* What the exercise asks:
Write out the entire listing below exactly as it appears, minus any pictures.

* Material:
= = = = = = =

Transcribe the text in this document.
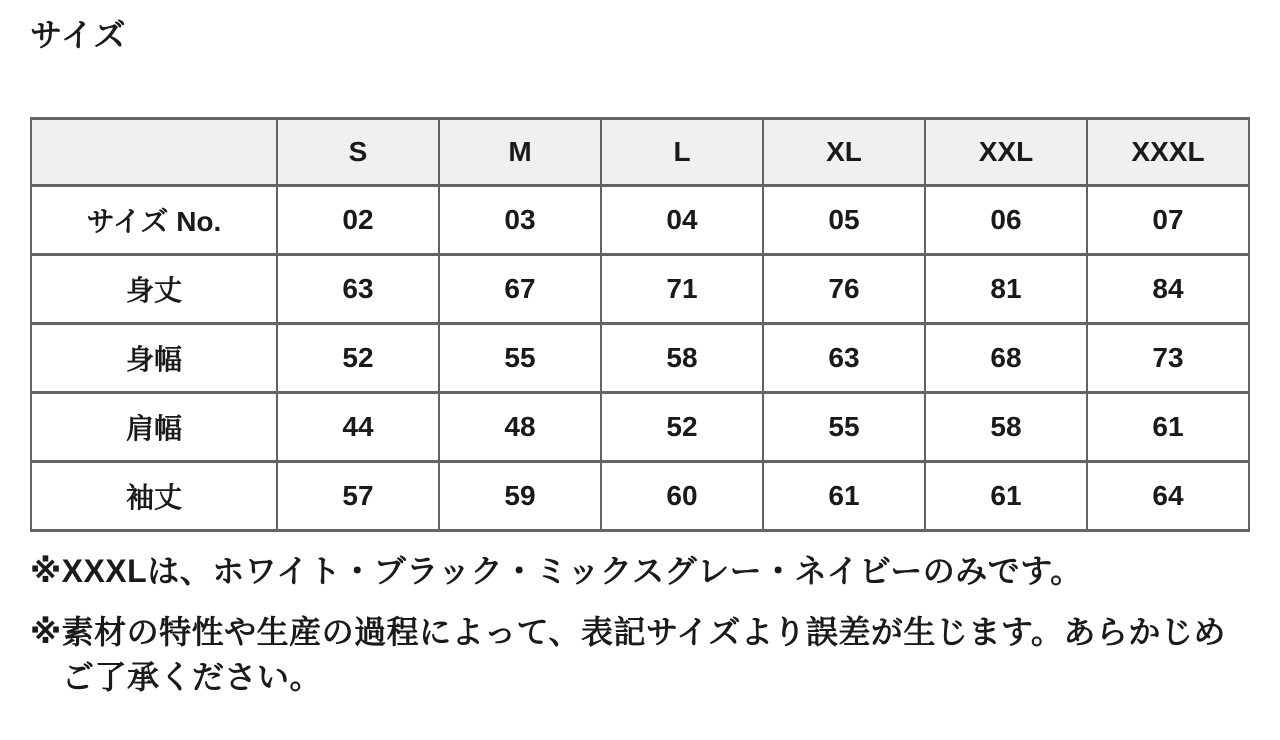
サイズ
	S	M	L	XL	XXL	XXXL
サイズ No.	02	03	04	05	06	07
身丈	63	67	71	76	81	84
身幅	52	55	58	63	68	73
肩幅	44	48	52	55	58	61
袖丈	57	59	60	61	61	64

※XXXLは、ホワイト・ブラック・ミックスグレー・ネイビーのみです。

※素材の特性や生産の過程によって、表記サイズより誤差が生じます。あらかじめご了承ください。
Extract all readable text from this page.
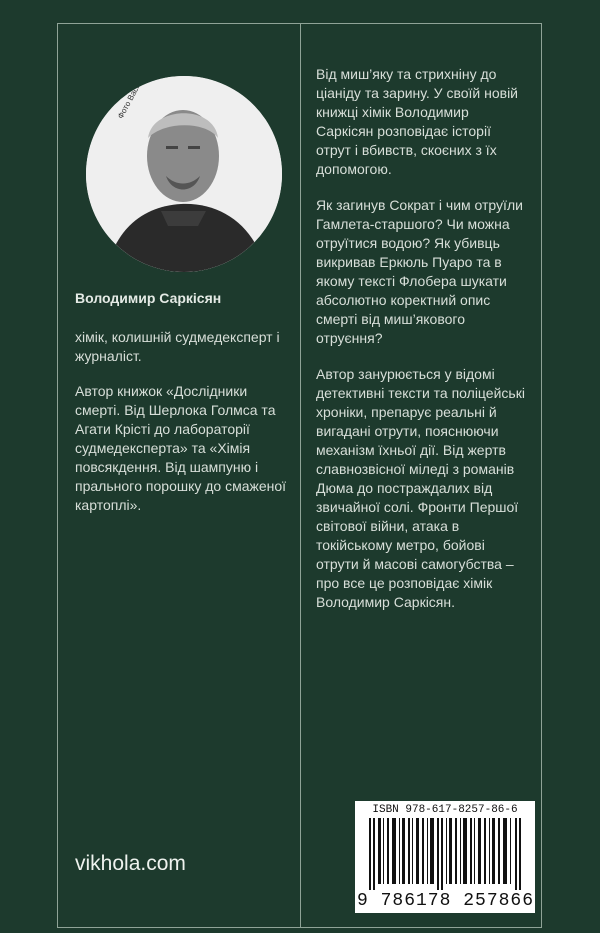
Володимир Саркісян

хімік, колишній судмедексперт і журналіст.

Автор книжок «Дослідники смерті. Від Шерлока Голмса та Агати Крісті до лабораторії судмедексперта» та «Хімія повсякдення. Від шампуню і пральногo порошку до смаженої картоплі».

vikhola.com

Від миш’яку та стрихніну до ціаніду та зарину. У своїй новій книжці хімік Володимир Саркісян розповідає історії отрут і вбивств, скоєних з їх допомогою.

Як загинув Сократ і чим отруїли Гамлета-старшого? Чи можна отруїтися водою? Як убивць викривав Еркюль Пуаро та в якому тексті Флобера шукати абсолютно коректний опис смерті від миш’якового отруєння?

Автор занурюється у відомі детективні тексти та поліцейські хроніки, препарує реальні й вигадані отрути, пояснюючи механізм їхньої дії. Від жертв славнозвісної міледі з романів Дюма до постраждалих від звичайної солі. Фронти Першої світової війни, атака в токійському метро, бойові отрути й масові самогубства – про все це розповідає хімік Володимир Саркісян.

ISBN 978-617-8257-86-6
9 786178 257866
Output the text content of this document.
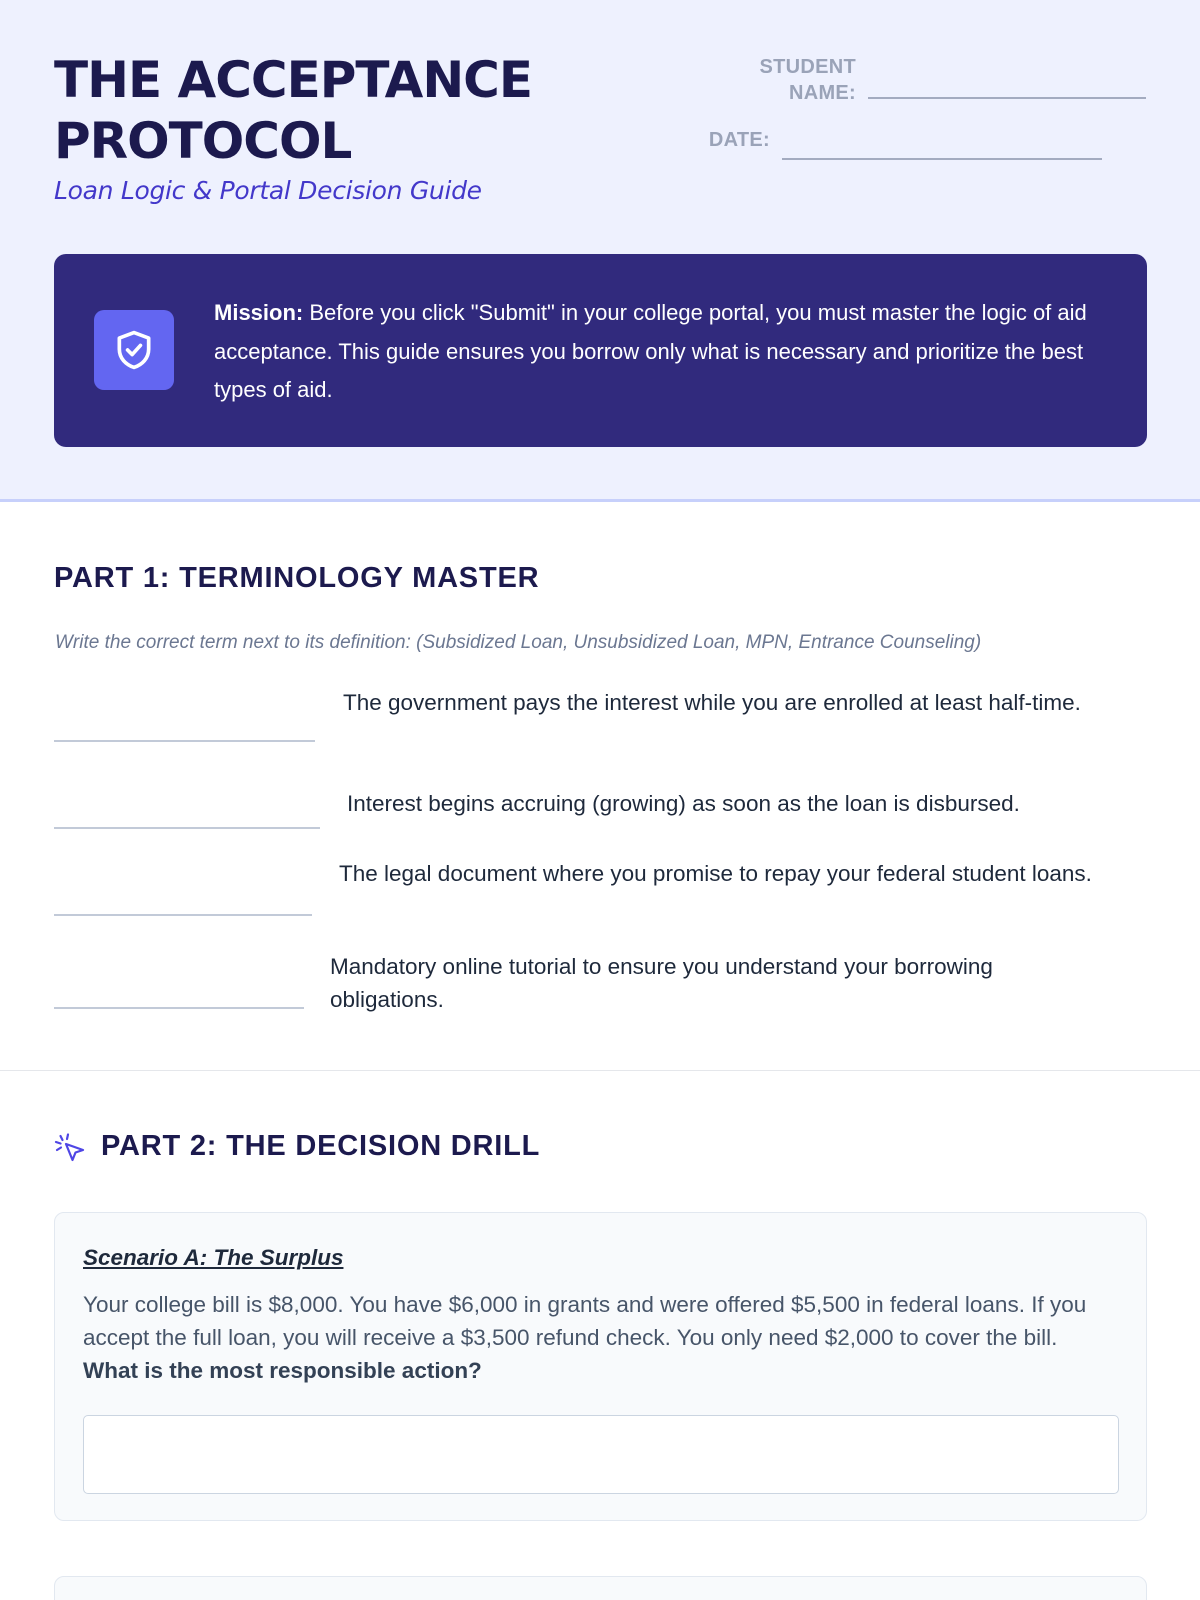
THE ACCEPTANCE PROTOCOL
Loan Logic & Portal Decision Guide
STUDENT NAME:
DATE:

Mission: Before you click "Submit" in your college portal, you must master the logic of aid acceptance. This guide ensures you borrow only what is necessary and prioritize the best types of aid.

PART 1: TERMINOLOGY MASTER

Write the correct term next to its definition: (Subsidized Loan, Unsubsidized Loan, MPN, Entrance Counseling)

The government pays the interest while you are enrolled at least half-time.
Interest begins accruing (growing) as soon as the loan is disbursed.
The legal document where you promise to repay your federal student loans.
Mandatory online tutorial to ensure you understand your borrowing obligations.
PART 2: THE DECISION DRILL
Scenario A: The Surplus

Your college bill is $8,000. You have $6,000 in grants and were offered $5,500 in federal loans. If you accept the full loan, you will receive a $3,500 refund check. You only need $2,000 to cover the bill. What is the most responsible action?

= = = = = = =

* Output of the exercise:
Transcribe the text in this document.
サイズ
	S	M	L	XL	XXL	XXXL
サイズ No.	02	03	04	05	06	07
身丈	63	67	71	76	81	84
身幅	52	55	58	63	68	73
肩幅	44	48	52	55	58	61
袖丈	57	59	60	61	61	64

※XXXLは、ホワイト・ブラック・ミックスグレー・ネイビーのみです。

※素材の特性や生産の過程によって、表記サイズより誤差が生じます。あらかじめご了承ください。
Extract all readable text from this page.
Володимир Саркісян

хімік, колишній судмедексперт і журналіст.

Автор книжок «Дослідники смерті. Від Шерлока Голмса та Агати Крісті до лабораторії судмедексперта» та «Хімія повсякдення. Від шампуню і пральногo порошку до смаженої картоплі».

vikhola.com

Від миш’яку та стрихніну до ціаніду та зарину. У своїй новій книжці хімік Володимир Саркісян розповідає історії отрут і вбивств, скоєних з їх допомогою.

Як загинув Сократ і чим отруїли Гамлета-старшого? Чи можна отруїтися водою? Як убивць викривав Еркюль Пуаро та в якому тексті Флобера шукати абсолютно коректний опис смерті від миш’якового отруєння?

Автор занурюється у відомі детективні тексти та поліцейські хроніки, препарує реальні й вигадані отрути, пояснюючи механізм їхньої дії. Від жертв славнозвісної міледі з романів Дюма до постраждалих від звичайної солі. Фронти Першої світової війни, атака в токійському метро, бойові отрути й масові самогубства – про все це розповідає хімік Володимир Саркісян.

ISBN 978-617-8257-86-6
9 786178 257866
Output the text content of this document.
THE ACCEPTANCE PROTOCOL
Loan Logic & Portal Decision Guide
STUDENT NAME:
DATE:

Mission: Before you click "Submit" in your college portal, you must master the logic of aid acceptance. This guide ensures you borrow only what is necessary and prioritize the best types of aid.

PART 1: TERMINOLOGY MASTER

Write the correct term next to its definition: (Subsidized Loan, Unsubsidized Loan, MPN, Entrance Counseling)

The government pays the interest while you are enrolled at least half-time.
Interest begins accruing (growing) as soon as the loan is disbursed.
The legal document where you promise to repay your federal student loans.
Mandatory online tutorial to ensure you understand your borrowing obligations.
PART 2: THE DECISION DRILL
Scenario A: The Surplus

Your college bill is $8,000. You have $6,000 in grants and were offered $5,500 in federal loans. If you accept the full loan, you will receive a $3,500 refund check. You only need $2,000 to cover the bill. What is the most responsible action?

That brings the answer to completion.